---------- Material

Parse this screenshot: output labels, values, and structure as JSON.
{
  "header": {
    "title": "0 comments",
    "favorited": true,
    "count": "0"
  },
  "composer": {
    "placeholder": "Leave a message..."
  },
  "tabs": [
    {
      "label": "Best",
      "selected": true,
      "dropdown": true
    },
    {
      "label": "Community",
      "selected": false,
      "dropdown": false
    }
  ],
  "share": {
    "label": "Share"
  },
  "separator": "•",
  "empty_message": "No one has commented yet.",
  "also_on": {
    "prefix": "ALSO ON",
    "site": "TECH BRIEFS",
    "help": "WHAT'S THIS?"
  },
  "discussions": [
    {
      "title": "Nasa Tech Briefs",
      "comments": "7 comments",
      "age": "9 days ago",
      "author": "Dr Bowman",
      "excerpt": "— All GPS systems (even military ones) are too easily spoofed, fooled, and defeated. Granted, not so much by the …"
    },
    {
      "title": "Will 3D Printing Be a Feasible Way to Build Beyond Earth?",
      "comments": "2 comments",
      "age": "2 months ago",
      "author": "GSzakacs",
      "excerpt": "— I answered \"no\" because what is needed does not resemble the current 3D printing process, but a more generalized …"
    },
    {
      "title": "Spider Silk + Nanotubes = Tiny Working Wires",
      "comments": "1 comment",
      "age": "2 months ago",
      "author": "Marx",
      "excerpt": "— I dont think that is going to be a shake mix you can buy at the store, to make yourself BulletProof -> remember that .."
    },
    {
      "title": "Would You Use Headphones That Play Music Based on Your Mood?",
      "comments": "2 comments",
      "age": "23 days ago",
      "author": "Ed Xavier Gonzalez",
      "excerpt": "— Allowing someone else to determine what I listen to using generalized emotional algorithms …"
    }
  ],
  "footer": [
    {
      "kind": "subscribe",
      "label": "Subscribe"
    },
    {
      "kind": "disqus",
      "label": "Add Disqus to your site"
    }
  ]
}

--------------------

• Directions for this task: Transcribe all the entries, keeping each one exactly as it is.

• Written solution:
Parse this screenshot: output labels, values, and structure as JSON.
{
  "header": {
    "title": "0 comments",
    "favorited": true,
    "count": "0"
  },
  "composer": {
    "placeholder": "Leave a message..."
  },
  "tabs": [
    {
      "label": "Best",
      "selected": true,
      "dropdown": true
    },
    {
      "label": "Community",
      "selected": false,
      "dropdown": false
    }
  ],
  "share": {
    "label": "Share"
  },
  "separator": "•",
  "empty_message": "No one has commented yet.",
  "also_on": {
    "prefix": "ALSO ON",
    "site": "TECH BRIEFS",
    "help": "WHAT'S THIS?"
  },
  "discussions": [
    {
      "title": "Nasa Tech Briefs",
      "comments": "7 comments",
      "age": "9 days ago",
      "author": "Dr Bowman",
      "excerpt": "— All GPS systems (even military ones) are too easily spoofed, fooled, and defeated. Granted, not so much by the …"
    },
    {
      "title": "Will 3D Printing Be a Feasible Way to Build Beyond Earth?",
      "comments": "2 comments",
      "age": "2 months ago",
      "author": "GSzakacs",
      "excerpt": "— I answered \"no\" because what is needed does not resemble the current 3D printing process, but a more generalized …"
    },
    {
      "title": "Spider Silk + Nanotubes = Tiny Working Wires",
      "comments": "1 comment",
      "age": "2 months ago",
      "author": "Marx",
      "excerpt": "— I dont think that is going to be a shake mix you can buy at the store, to make yourself BulletProof -> remember that .."
    },
    {
      "title": "Would You Use Headphones That Play Music Based on Your Mood?",
      "comments": "2 comments",
      "age": "23 days ago",
      "author": "Ed Xavier Gonzalez",
      "excerpt": "— Allowing someone else to determine what I listen to using generalized emotional algorithms …"
    }
  ],
  "footer": [
    {
      "kind": "subscribe",
      "label": "Subscribe"
    },
    {
      "kind": "disqus",
      "label": "Add Disqus to your site"
    }
  ]
}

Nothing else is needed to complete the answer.